:: Task material

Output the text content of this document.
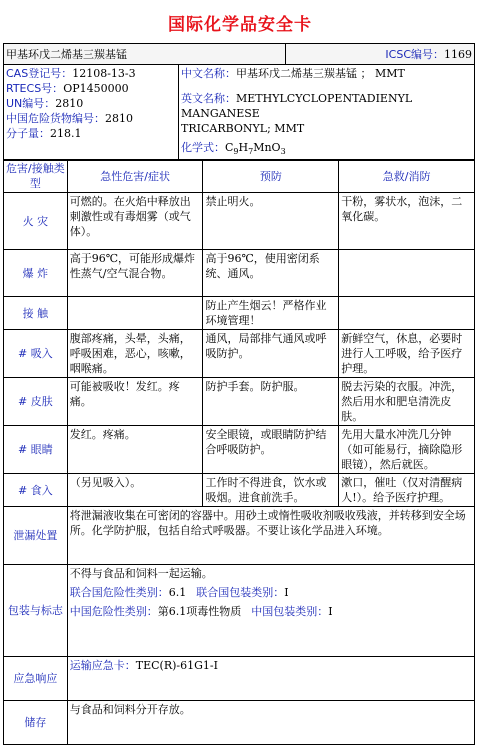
国际化学品安全卡
甲基环戊二烯基三羰基锰	ICSC编号：1169
CAS登记号：12108-13-3
RTECS号：OP1450000
UN编号：2810
中国危险货物编号：2810
分子量：218.1

中文名称：甲基环戊二烯基三羰基锰 ； MMT
英文名称：METHYLCYCLOPENTADIENYL MANGANESE
TRICARBONYL; MMT
化学式：$C_9H_7MnO_3$
危害/接触类型	急性危害/症状	预防	急救/消防
火 灾	可燃的。在火焰中释放出刺激性或有毒烟雾（或气体）。	禁止明火。	干粉，雾状水，泡沫，二氧化碳。
爆 炸	高于96℃，可能形成爆炸性蒸气/空气混合物。	高于96℃，使用密闭系统、通风。	
接 触		防止产生烟云！严格作业环境管理！	
# 吸入	腹部疼痛，头晕，头痛，呼吸困难，恶心，咳嗽，咽喉痛。	通风，局部排气通风或呼吸防护。	新鲜空气，休息，必要时进行人工呼吸，给予医疗护理。
# 皮肤	可能被吸收！发红。疼痛。	防护手套。防护服。	脱去污染的衣服。冲洗，然后用水和肥皂清洗皮肤。
# 眼睛	发红。疼痛。	安全眼镜，或眼睛防护结合呼吸防护。	先用大量水冲洗几分钟（如可能易行，摘除隐形眼镜），然后就医。
# 食入	（另见吸入）。	工作时不得进食，饮水或吸烟。进食前洗手。	漱口，催吐（仅对清醒病人!）。给予医疗护理。
泄漏处置	将泄漏液收集在可密闭的容器中。用砂土或惰性吸收剂吸收残液，并转移到安全场所。化学防护服，包括自给式呼吸器。不要让该化学品进入环境。		
包装与标志	不得与食品和饲料一起运输。
联合国危险性类别：6.1 联合国包装类别：I
中国危险性类别：第6.1项毒性物质 中国包装类别：I		

应急响应	运输应急卡：TEC(R)-61G1-I		
储存	与食品和饲料分开存放。		
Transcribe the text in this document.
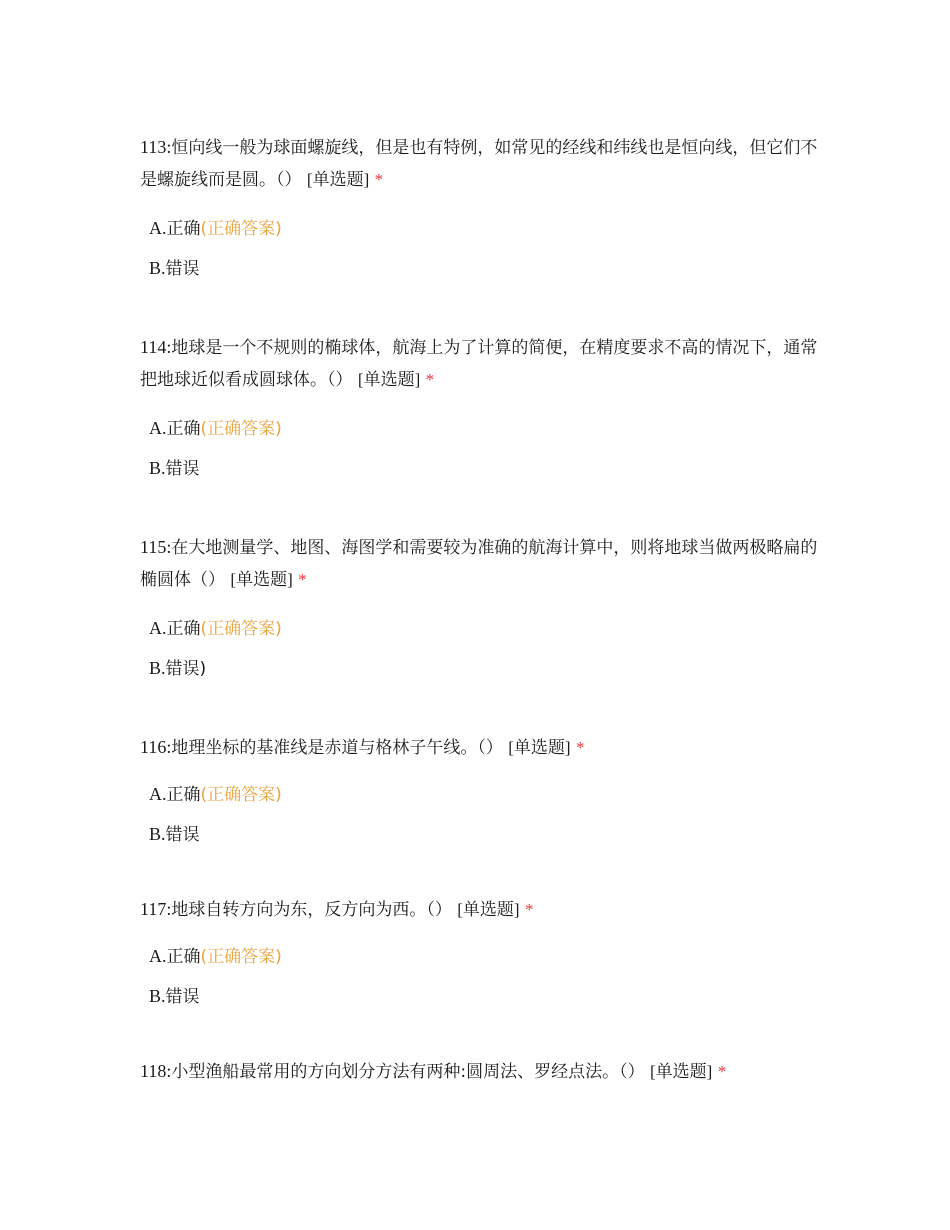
113:恒向线一般为球面螺旋线，但是也有特例，如常见的经线和纬线也是恒向线，但它们不是螺旋线而是圆。（） [单选题] *

A.正确(正确答案)
B.错误

114:地球是一个不规则的椭球体，航海上为了计算的简便，在精度要求不高的情况下，通常把地球近似看成圆球体。（） [单选题] *

A.正确(正确答案)
B.错误

115:在大地测量学、地图、海图学和需要较为准确的航海计算中，则将地球当做两极略扁的椭圆体（） [单选题] *

A.正确(正确答案)
B.错误)

116:地理坐标的基准线是赤道与格林子午线。（） [单选题] *

A.正确(正确答案)
B.错误

117:地球自转方向为东，反方向为西。（） [单选题] *

A.正确(正确答案)
B.错误

118:小型渔船最常用的方向划分方法有两种:圆周法、罗经点法。（） [单选题] *
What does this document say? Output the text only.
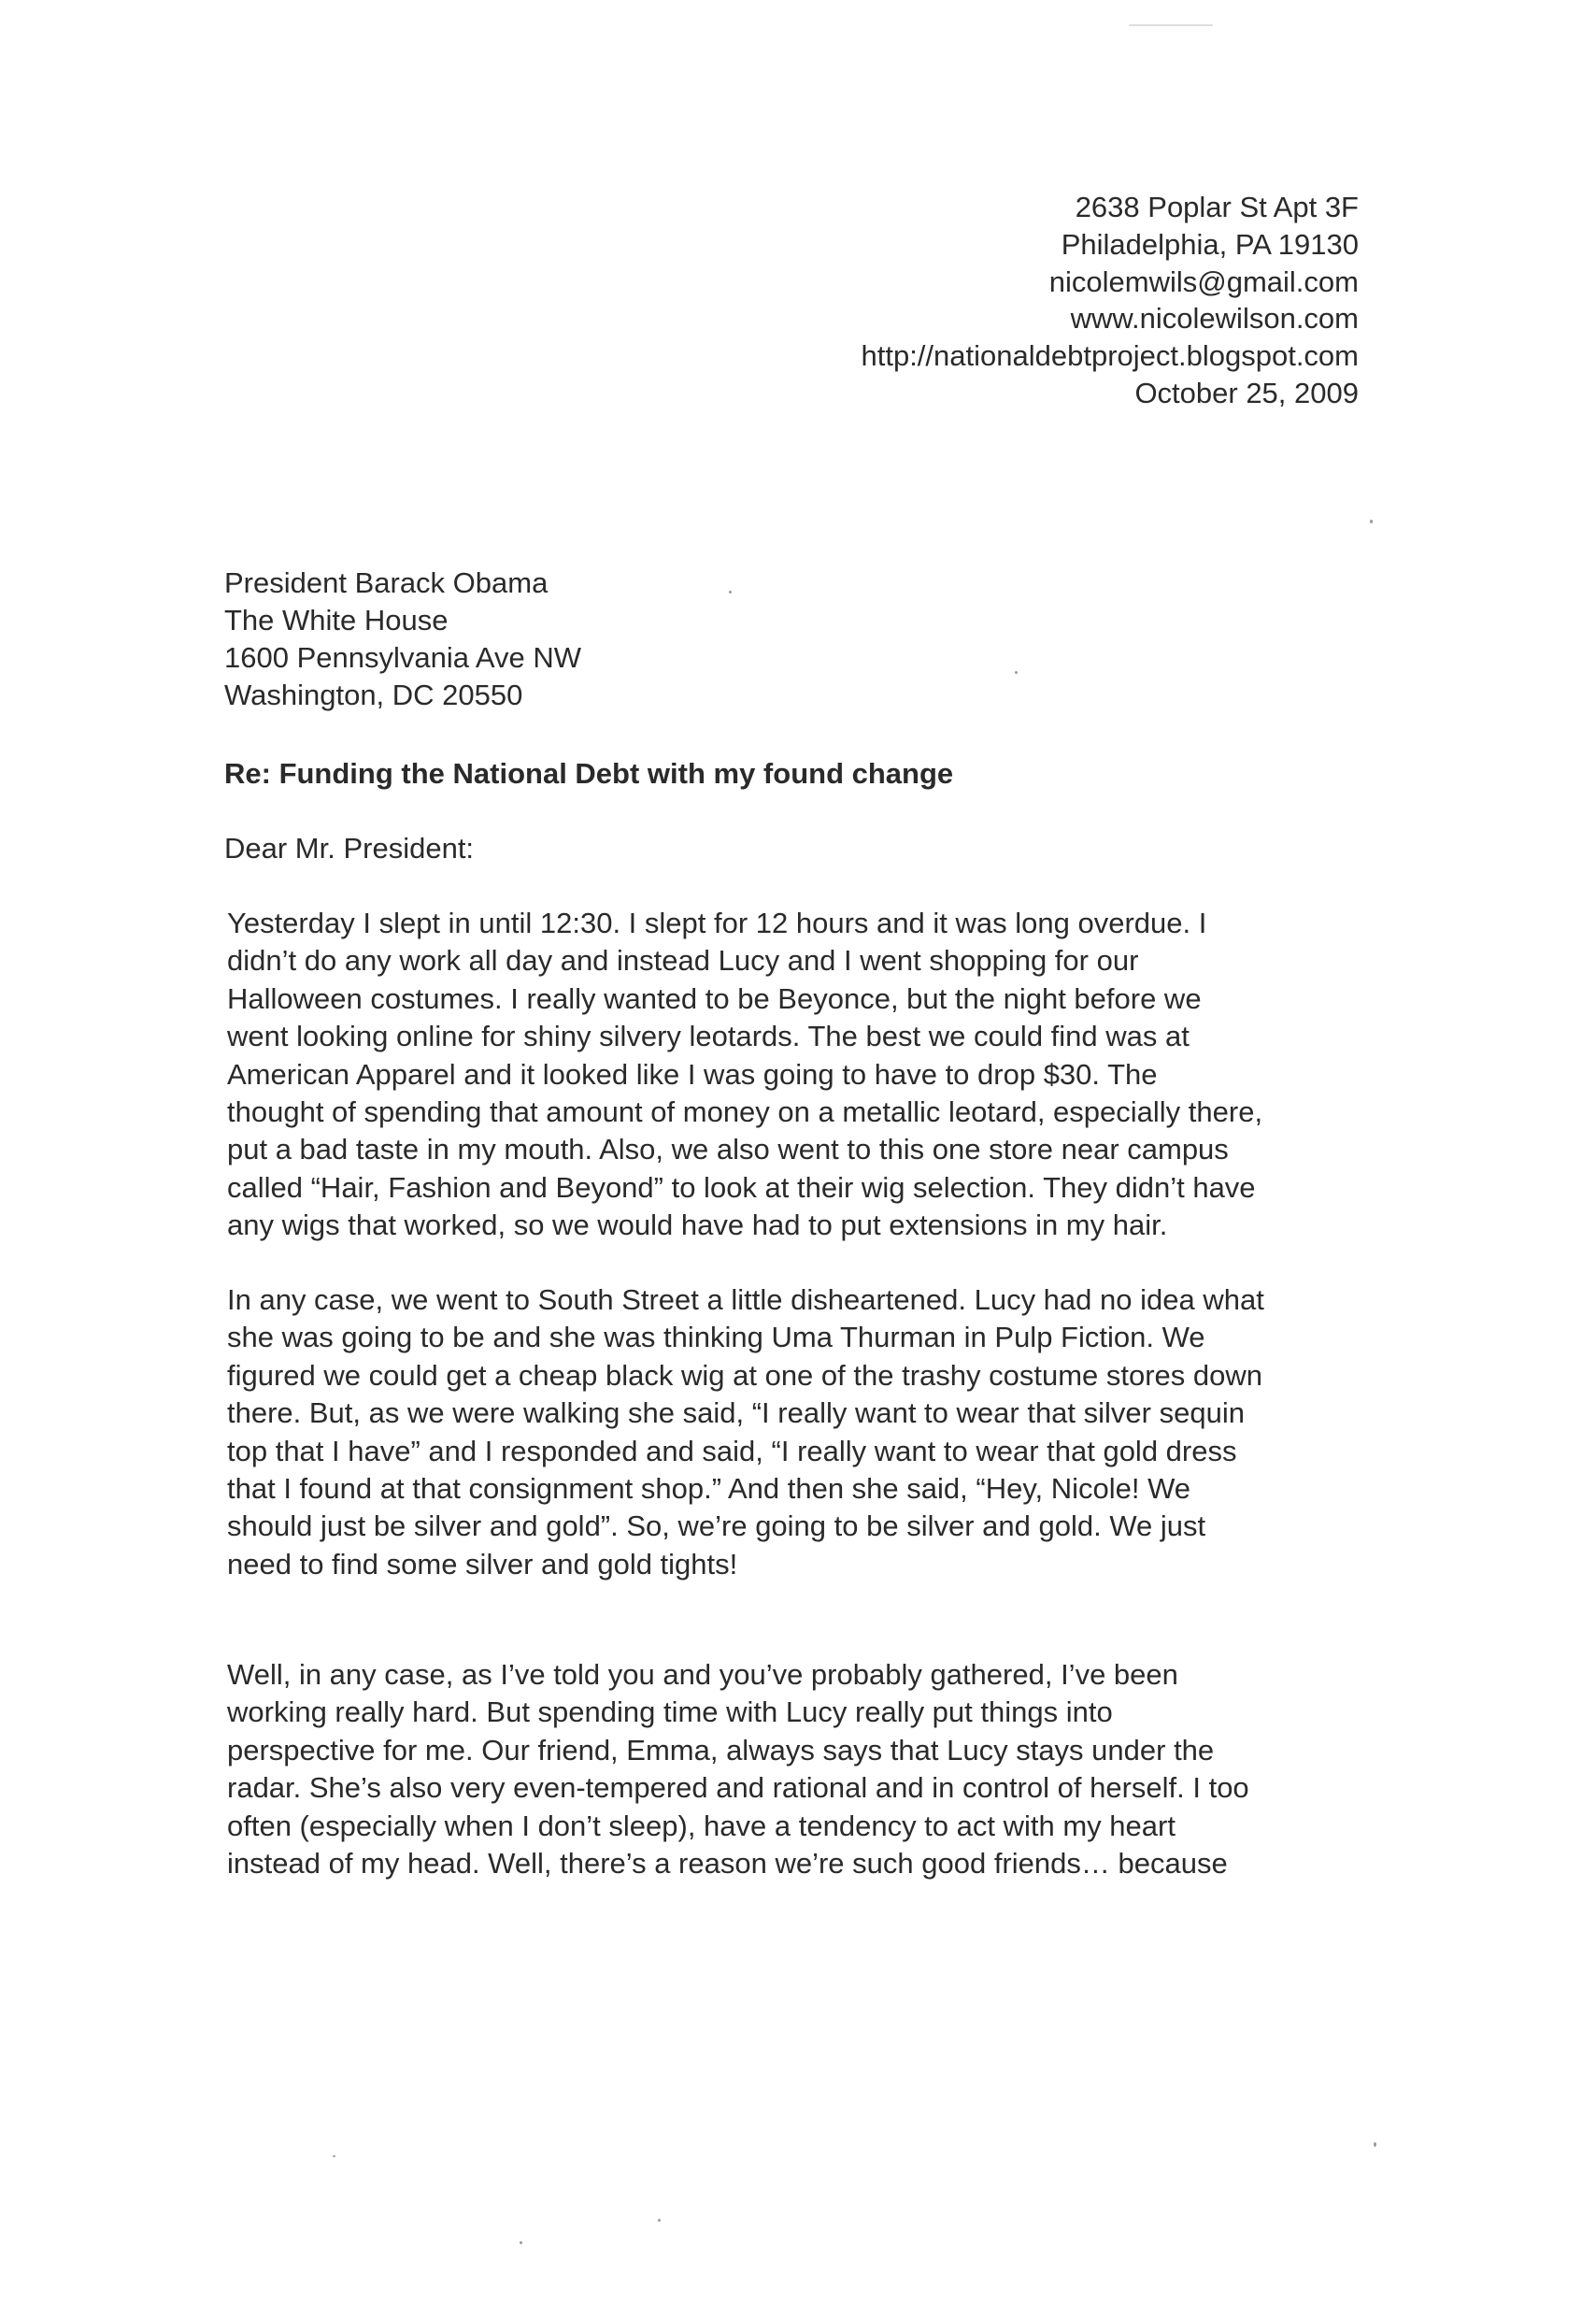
2638 Poplar St Apt 3F
Philadelphia, PA 19130
nicolemwils@gmail.com
www.nicolewilson.com
http://nationaldebtproject.blogspot.com
October 25, 2009
President Barack Obama
The White House
1600 Pennsylvania Ave NW
Washington, DC 20550
Re: Funding the National Debt with my found change
Dear Mr. President:
Yesterday I slept in until 12:30. I slept for 12 hours and it was long overdue. I
didn’t do any work all day and instead Lucy and I went shopping for our
Halloween costumes. I really wanted to be Beyonce, but the night before we
went looking online for shiny silvery leotards. The best we could find was at
American Apparel and it looked like I was going to have to drop $30. The
thought of spending that amount of money on a metallic leotard, especially there,
put a bad taste in my mouth. Also, we also went to this one store near campus
called “Hair, Fashion and Beyond” to look at their wig selection. They didn’t have
any wigs that worked, so we would have had to put extensions in my hair.
In any case, we went to South Street a little disheartened. Lucy had no idea what
she was going to be and she was thinking Uma Thurman in Pulp Fiction. We
figured we could get a cheap black wig at one of the trashy costume stores down
there. But, as we were walking she said, “I really want to wear that silver sequin
top that I have” and I responded and said, “I really want to wear that gold dress
that I found at that consignment shop.” And then she said, “Hey, Nicole! We
should just be silver and gold”. So, we’re going to be silver and gold. We just
need to find some silver and gold tights!
Well, in any case, as I’ve told you and you’ve probably gathered, I’ve been
working really hard. But spending time with Lucy really put things into
perspective for me. Our friend, Emma, always says that Lucy stays under the
radar. She’s also very even-tempered and rational and in control of herself. I too
often (especially when I don’t sleep), have a tendency to act with my heart
instead of my head. Well, there’s a reason we’re such good friends… because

::::

**Exercise directions:** Restate each entry word for word, please, but drop any images it holds.

**Worked answer:**
Output the text content of this document.
国际化学品安全卡
甲基环戊二烯基三羰基锰	ICSC编号：1169
CAS登记号：12108-13-3
RTECS号：OP1450000
UN编号：2810
中国危险货物编号：2810
分子量：218.1

中文名称：甲基环戊二烯基三羰基锰 ； MMT
英文名称：METHYLCYCLOPENTADIENYL MANGANESE
TRICARBONYL; MMT
化学式：$C_9H_7MnO_3$
危害/接触类型	急性危害/症状	预防	急救/消防
火 灾	可燃的。在火焰中释放出刺激性或有毒烟雾（或气体）。	禁止明火。	干粉，雾状水，泡沫，二氧化碳。
爆 炸	高于96℃，可能形成爆炸性蒸气/空气混合物。	高于96℃，使用密闭系统、通风。	
接 触		防止产生烟云！严格作业环境管理！	
# 吸入	腹部疼痛，头晕，头痛，呼吸困难，恶心，咳嗽，咽喉痛。	通风，局部排气通风或呼吸防护。	新鲜空气，休息，必要时进行人工呼吸，给予医疗护理。
# 皮肤	可能被吸收！发红。疼痛。	防护手套。防护服。	脱去污染的衣服。冲洗，然后用水和肥皂清洗皮肤。
# 眼睛	发红。疼痛。	安全眼镜，或眼睛防护结合呼吸防护。	先用大量水冲洗几分钟（如可能易行，摘除隐形眼镜），然后就医。
# 食入	（另见吸入）。	工作时不得进食，饮水或吸烟。进食前洗手。	漱口，催吐（仅对清醒病人!）。给予医疗护理。
泄漏处置	将泄漏液收集在可密闭的容器中。用砂土或惰性吸收剂吸收残液，并转移到安全场所。化学防护服，包括自给式呼吸器。不要让该化学品进入环境。		
包装与标志	不得与食品和饲料一起运输。
联合国危险性类别：6.1 联合国包装类别：I
中国危险性类别：第6.1项毒性物质 中国包装类别：I		

应急响应	运输应急卡：TEC(R)-61G1-I		
储存	与食品和饲料分开存放。		
Transcribe the text in this document.
113:恒向线一般为球面螺旋线，但是也有特例，如常见的经线和纬线也是恒向线，但它们不是螺旋线而是圆。（） [单选题] *

A.正确(正确答案)
B.错误

114:地球是一个不规则的椭球体，航海上为了计算的简便，在精度要求不高的情况下，通常把地球近似看成圆球体。（） [单选题] *

A.正确(正确答案)
B.错误

115:在大地测量学、地图、海图学和需要较为准确的航海计算中，则将地球当做两极略扁的椭圆体（） [单选题] *

A.正确(正确答案)
B.错误)

116:地理坐标的基准线是赤道与格林子午线。（） [单选题] *

A.正确(正确答案)
B.错误

117:地球自转方向为东，反方向为西。（） [单选题] *

A.正确(正确答案)
B.错误

118:小型渔船最常用的方向划分方法有两种:圆周法、罗经点法。（） [单选题] *
What does this document say? Output the text only.
2638 Poplar St Apt 3F
Philadelphia, PA 19130
nicolemwils@gmail.com
www.nicolewilson.com
http://nationaldebtproject.blogspot.com
October 25, 2009
President Barack Obama
The White House
1600 Pennsylvania Ave NW
Washington, DC 20550
Re: Funding the National Debt with my found change
Dear Mr. President:
Yesterday I slept in until 12:30. I slept for 12 hours and it was long overdue. I
didn’t do any work all day and instead Lucy and I went shopping for our
Halloween costumes. I really wanted to be Beyonce, but the night before we
went looking online for shiny silvery leotards. The best we could find was at
American Apparel and it looked like I was going to have to drop $30. The
thought of spending that amount of money on a metallic leotard, especially there,
put a bad taste in my mouth. Also, we also went to this one store near campus
called “Hair, Fashion and Beyond” to look at their wig selection. They didn’t have
any wigs that worked, so we would have had to put extensions in my hair.
In any case, we went to South Street a little disheartened. Lucy had no idea what
she was going to be and she was thinking Uma Thurman in Pulp Fiction. We
figured we could get a cheap black wig at one of the trashy costume stores down
there. But, as we were walking she said, “I really want to wear that silver sequin
top that I have” and I responded and said, “I really want to wear that gold dress
that I found at that consignment shop.” And then she said, “Hey, Nicole! We
should just be silver and gold”. So, we’re going to be silver and gold. We just
need to find some silver and gold tights!
Well, in any case, as I’ve told you and you’ve probably gathered, I’ve been
working really hard. But spending time with Lucy really put things into
perspective for me. Our friend, Emma, always says that Lucy stays under the
radar. She’s also very even-tempered and rational and in control of herself. I too
often (especially when I don’t sleep), have a tendency to act with my heart
instead of my head. Well, there’s a reason we’re such good friends… because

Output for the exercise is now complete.